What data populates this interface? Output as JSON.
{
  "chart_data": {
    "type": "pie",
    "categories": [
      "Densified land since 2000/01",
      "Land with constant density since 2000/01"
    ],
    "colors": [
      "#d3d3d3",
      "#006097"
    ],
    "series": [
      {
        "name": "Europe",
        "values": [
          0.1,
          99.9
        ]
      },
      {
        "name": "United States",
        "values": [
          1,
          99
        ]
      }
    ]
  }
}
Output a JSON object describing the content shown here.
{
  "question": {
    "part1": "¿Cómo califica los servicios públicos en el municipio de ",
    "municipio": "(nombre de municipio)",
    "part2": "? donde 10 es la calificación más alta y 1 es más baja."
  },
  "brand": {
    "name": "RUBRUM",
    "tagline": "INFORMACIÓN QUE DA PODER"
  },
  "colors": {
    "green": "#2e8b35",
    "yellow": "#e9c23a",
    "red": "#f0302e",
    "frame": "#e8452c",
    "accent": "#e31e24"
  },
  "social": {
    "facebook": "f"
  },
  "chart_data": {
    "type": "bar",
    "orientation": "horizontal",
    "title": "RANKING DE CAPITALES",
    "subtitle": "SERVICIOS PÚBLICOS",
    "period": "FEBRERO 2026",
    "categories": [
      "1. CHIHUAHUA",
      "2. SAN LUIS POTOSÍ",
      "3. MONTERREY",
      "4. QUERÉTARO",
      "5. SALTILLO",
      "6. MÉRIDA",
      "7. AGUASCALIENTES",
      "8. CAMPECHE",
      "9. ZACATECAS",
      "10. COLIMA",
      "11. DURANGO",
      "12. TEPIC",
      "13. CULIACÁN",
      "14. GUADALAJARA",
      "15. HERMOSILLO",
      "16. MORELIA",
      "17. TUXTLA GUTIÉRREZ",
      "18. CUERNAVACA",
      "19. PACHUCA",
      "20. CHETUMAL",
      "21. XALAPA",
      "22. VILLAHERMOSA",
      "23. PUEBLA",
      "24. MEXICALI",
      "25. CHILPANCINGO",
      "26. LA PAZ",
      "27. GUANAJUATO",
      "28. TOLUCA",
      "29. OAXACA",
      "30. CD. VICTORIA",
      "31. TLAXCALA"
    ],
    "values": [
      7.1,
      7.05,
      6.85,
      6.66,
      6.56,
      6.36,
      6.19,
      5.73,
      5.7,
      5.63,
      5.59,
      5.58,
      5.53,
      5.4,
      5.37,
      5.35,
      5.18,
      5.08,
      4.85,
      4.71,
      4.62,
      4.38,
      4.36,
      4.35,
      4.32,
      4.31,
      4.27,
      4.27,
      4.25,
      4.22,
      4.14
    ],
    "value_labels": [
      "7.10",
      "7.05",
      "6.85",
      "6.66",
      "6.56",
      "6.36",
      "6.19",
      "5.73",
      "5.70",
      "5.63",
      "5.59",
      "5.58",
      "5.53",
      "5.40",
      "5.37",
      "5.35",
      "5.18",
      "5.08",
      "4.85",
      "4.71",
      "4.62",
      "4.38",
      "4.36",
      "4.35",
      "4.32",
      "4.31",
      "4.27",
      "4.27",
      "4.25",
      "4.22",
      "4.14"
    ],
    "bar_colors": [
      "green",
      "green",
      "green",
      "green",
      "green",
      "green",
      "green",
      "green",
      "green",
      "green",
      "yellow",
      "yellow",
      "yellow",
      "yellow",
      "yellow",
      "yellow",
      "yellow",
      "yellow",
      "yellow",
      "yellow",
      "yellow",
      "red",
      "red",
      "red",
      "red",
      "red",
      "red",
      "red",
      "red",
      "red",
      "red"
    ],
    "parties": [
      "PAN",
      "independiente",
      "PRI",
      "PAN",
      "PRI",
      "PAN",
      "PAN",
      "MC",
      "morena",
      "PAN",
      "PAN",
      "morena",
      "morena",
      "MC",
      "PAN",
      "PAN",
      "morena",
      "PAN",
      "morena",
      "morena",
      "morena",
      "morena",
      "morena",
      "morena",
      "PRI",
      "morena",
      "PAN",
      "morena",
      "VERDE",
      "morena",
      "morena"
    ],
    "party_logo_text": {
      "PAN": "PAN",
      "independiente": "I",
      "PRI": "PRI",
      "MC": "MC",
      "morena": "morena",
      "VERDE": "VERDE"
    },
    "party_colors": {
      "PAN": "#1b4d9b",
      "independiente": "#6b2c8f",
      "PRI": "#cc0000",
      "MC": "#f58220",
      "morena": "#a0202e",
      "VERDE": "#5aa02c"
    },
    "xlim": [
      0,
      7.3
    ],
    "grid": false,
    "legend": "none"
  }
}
————
Each entry above is to be set down again in exactly the same words.

### Result of this exercise
What data populates this interface? Output as JSON.
{
  "chart_data": {
    "type": "pie",
    "categories": [
      "Densified land since 2000/01",
      "Land with constant density since 2000/01"
    ],
    "colors": [
      "#d3d3d3",
      "#006097"
    ],
    "series": [
      {
        "name": "Europe",
        "values": [
          0.1,
          99.9
        ]
      },
      {
        "name": "United States",
        "values": [
          1,
          99
        ]
      }
    ]
  }
}
Output a JSON object describing the content shown here.
{
  "question": {
    "part1": "¿Cómo califica los servicios públicos en el municipio de ",
    "municipio": "(nombre de municipio)",
    "part2": "? donde 10 es la calificación más alta y 1 es más baja."
  },
  "brand": {
    "name": "RUBRUM",
    "tagline": "INFORMACIÓN QUE DA PODER"
  },
  "colors": {
    "green": "#2e8b35",
    "yellow": "#e9c23a",
    "red": "#f0302e",
    "frame": "#e8452c",
    "accent": "#e31e24"
  },
  "social": {
    "facebook": "f"
  },
  "chart_data": {
    "type": "bar",
    "orientation": "horizontal",
    "title": "RANKING DE CAPITALES",
    "subtitle": "SERVICIOS PÚBLICOS",
    "period": "FEBRERO 2026",
    "categories": [
      "1. CHIHUAHUA",
      "2. SAN LUIS POTOSÍ",
      "3. MONTERREY",
      "4. QUERÉTARO",
      "5. SALTILLO",
      "6. MÉRIDA",
      "7. AGUASCALIENTES",
      "8. CAMPECHE",
      "9. ZACATECAS",
      "10. COLIMA",
      "11. DURANGO",
      "12. TEPIC",
      "13. CULIACÁN",
      "14. GUADALAJARA",
      "15. HERMOSILLO",
      "16. MORELIA",
      "17. TUXTLA GUTIÉRREZ",
      "18. CUERNAVACA",
      "19. PACHUCA",
      "20. CHETUMAL",
      "21. XALAPA",
      "22. VILLAHERMOSA",
      "23. PUEBLA",
      "24. MEXICALI",
      "25. CHILPANCINGO",
      "26. LA PAZ",
      "27. GUANAJUATO",
      "28. TOLUCA",
      "29. OAXACA",
      "30. CD. VICTORIA",
      "31. TLAXCALA"
    ],
    "values": [
      7.1,
      7.05,
      6.85,
      6.66,
      6.56,
      6.36,
      6.19,
      5.73,
      5.7,
      5.63,
      5.59,
      5.58,
      5.53,
      5.4,
      5.37,
      5.35,
      5.18,
      5.08,
      4.85,
      4.71,
      4.62,
      4.38,
      4.36,
      4.35,
      4.32,
      4.31,
      4.27,
      4.27,
      4.25,
      4.22,
      4.14
    ],
    "value_labels": [
      "7.10",
      "7.05",
      "6.85",
      "6.66",
      "6.56",
      "6.36",
      "6.19",
      "5.73",
      "5.70",
      "5.63",
      "5.59",
      "5.58",
      "5.53",
      "5.40",
      "5.37",
      "5.35",
      "5.18",
      "5.08",
      "4.85",
      "4.71",
      "4.62",
      "4.38",
      "4.36",
      "4.35",
      "4.32",
      "4.31",
      "4.27",
      "4.27",
      "4.25",
      "4.22",
      "4.14"
    ],
    "bar_colors": [
      "green",
      "green",
      "green",
      "green",
      "green",
      "green",
      "green",
      "green",
      "green",
      "green",
      "yellow",
      "yellow",
      "yellow",
      "yellow",
      "yellow",
      "yellow",
      "yellow",
      "yellow",
      "yellow",
      "yellow",
      "yellow",
      "red",
      "red",
      "red",
      "red",
      "red",
      "red",
      "red",
      "red",
      "red",
      "red"
    ],
    "parties": [
      "PAN",
      "independiente",
      "PRI",
      "PAN",
      "PRI",
      "PAN",
      "PAN",
      "MC",
      "morena",
      "PAN",
      "PAN",
      "morena",
      "morena",
      "MC",
      "PAN",
      "PAN",
      "morena",
      "PAN",
      "morena",
      "morena",
      "morena",
      "morena",
      "morena",
      "morena",
      "PRI",
      "morena",
      "PAN",
      "morena",
      "VERDE",
      "morena",
      "morena"
    ],
    "party_logo_text": {
      "PAN": "PAN",
      "independiente": "I",
      "PRI": "PRI",
      "MC": "MC",
      "morena": "morena",
      "VERDE": "VERDE"
    },
    "party_colors": {
      "PAN": "#1b4d9b",
      "independiente": "#6b2c8f",
      "PRI": "#cc0000",
      "MC": "#f58220",
      "morena": "#a0202e",
      "VERDE": "#5aa02c"
    },
    "xlim": [
      0,
      7.3
    ],
    "grid": false,
    "legend": "none"
  }
}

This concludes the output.